◆ SUPPLIED ENTRIES ◆
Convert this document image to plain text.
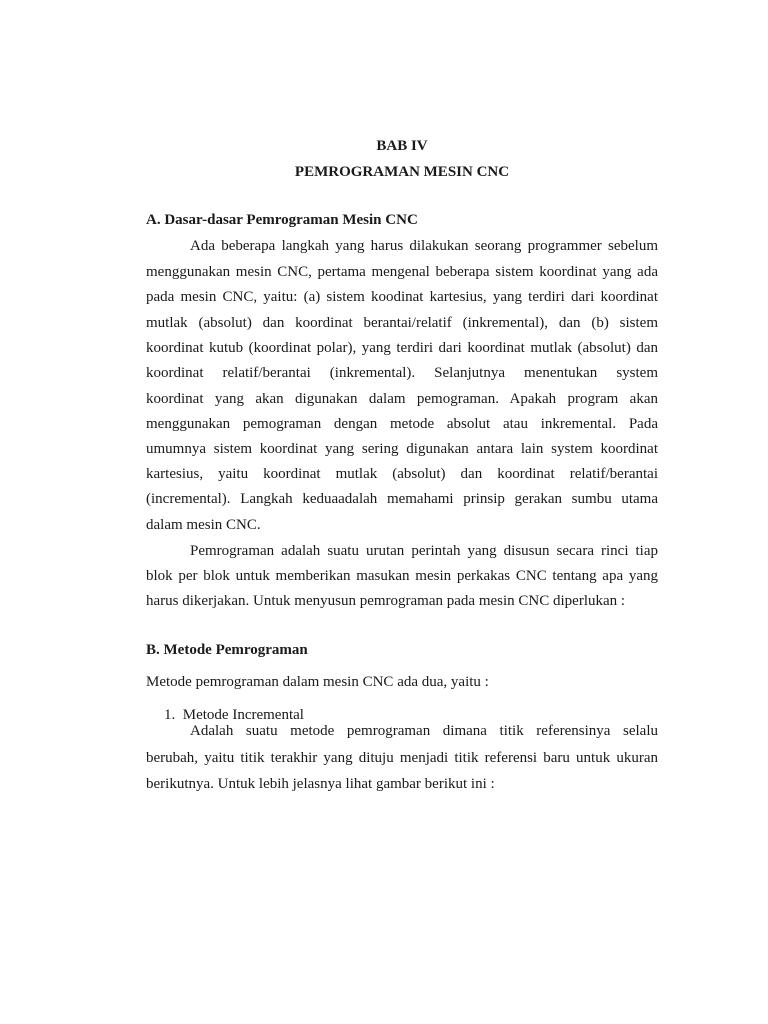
BAB IV
PEMROGRAMAN MESIN CNC
A. Dasar-dasar Pemrograman Mesin CNC
Ada beberapa langkah yang harus dilakukan seorang programmer sebelum
menggunakan mesin CNC, pertama mengenal beberapa sistem koordinat yang ada
pada mesin CNC, yaitu: (a) sistem koodinat kartesius, yang terdiri dari koordinat
mutlak (absolut) dan koordinat berantai/relatif (inkremental), dan (b) sistem
koordinat kutub (koordinat polar), yang terdiri dari koordinat mutlak (absolut) dan
koordinat relatif/berantai (inkremental). Selanjutnya menentukan system
koordinat yang akan digunakan dalam pemograman. Apakah program akan
menggunakan pemograman dengan metode absolut atau inkremental. Pada
umumnya sistem koordinat yang sering digunakan antara lain system koordinat
kartesius, yaitu koordinat mutlak (absolut) dan koordinat relatif/berantai
(incremental). Langkah keduaadalah memahami prinsip gerakan sumbu utama
dalam mesin CNC.
Pemrograman adalah suatu urutan perintah yang disusun secara rinci tiap
blok per blok untuk memberikan masukan mesin perkakas CNC tentang apa yang
harus dikerjakan. Untuk menyusun pemrograman pada mesin CNC diperlukan :
B. Metode Pemrograman
Metode pemrograman dalam mesin CNC ada dua, yaitu :
1.  Metode Incremental
Adalah suatu metode pemrograman dimana titik referensinya selalu
berubah, yaitu titik terakhir yang dituju menjadi titik referensi baru untuk ukuran
berikutnya. Untuk lebih jelasnya lihat gambar berikut ini :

◆ TASK ◆
Go through the listing above and write it out again exactly, dropping the pictures.

◆ RESULT BELOW ◆
Convert this document image to plain text.
BAB IV
PEMROGRAMAN MESIN CNC
A. Dasar-dasar Pemrograman Mesin CNC
Ada beberapa langkah yang harus dilakukan seorang programmer sebelum
menggunakan mesin CNC, pertama mengenal beberapa sistem koordinat yang ada
pada mesin CNC, yaitu: (a) sistem koodinat kartesius, yang terdiri dari koordinat
mutlak (absolut) dan koordinat berantai/relatif (inkremental), dan (b) sistem
koordinat kutub (koordinat polar), yang terdiri dari koordinat mutlak (absolut) dan
koordinat relatif/berantai (inkremental). Selanjutnya menentukan system
koordinat yang akan digunakan dalam pemograman. Apakah program akan
menggunakan pemograman dengan metode absolut atau inkremental. Pada
umumnya sistem koordinat yang sering digunakan antara lain system koordinat
kartesius, yaitu koordinat mutlak (absolut) dan koordinat relatif/berantai
(incremental). Langkah keduaadalah memahami prinsip gerakan sumbu utama
dalam mesin CNC.
Pemrograman adalah suatu urutan perintah yang disusun secara rinci tiap
blok per blok untuk memberikan masukan mesin perkakas CNC tentang apa yang
harus dikerjakan. Untuk menyusun pemrograman pada mesin CNC diperlukan :
B. Metode Pemrograman
Metode pemrograman dalam mesin CNC ada dua, yaitu :
1.  Metode Incremental
Adalah suatu metode pemrograman dimana titik referensinya selalu
berubah, yaitu titik terakhir yang dituju menjadi titik referensi baru untuk ukuran
berikutnya. Untuk lebih jelasnya lihat gambar berikut ini :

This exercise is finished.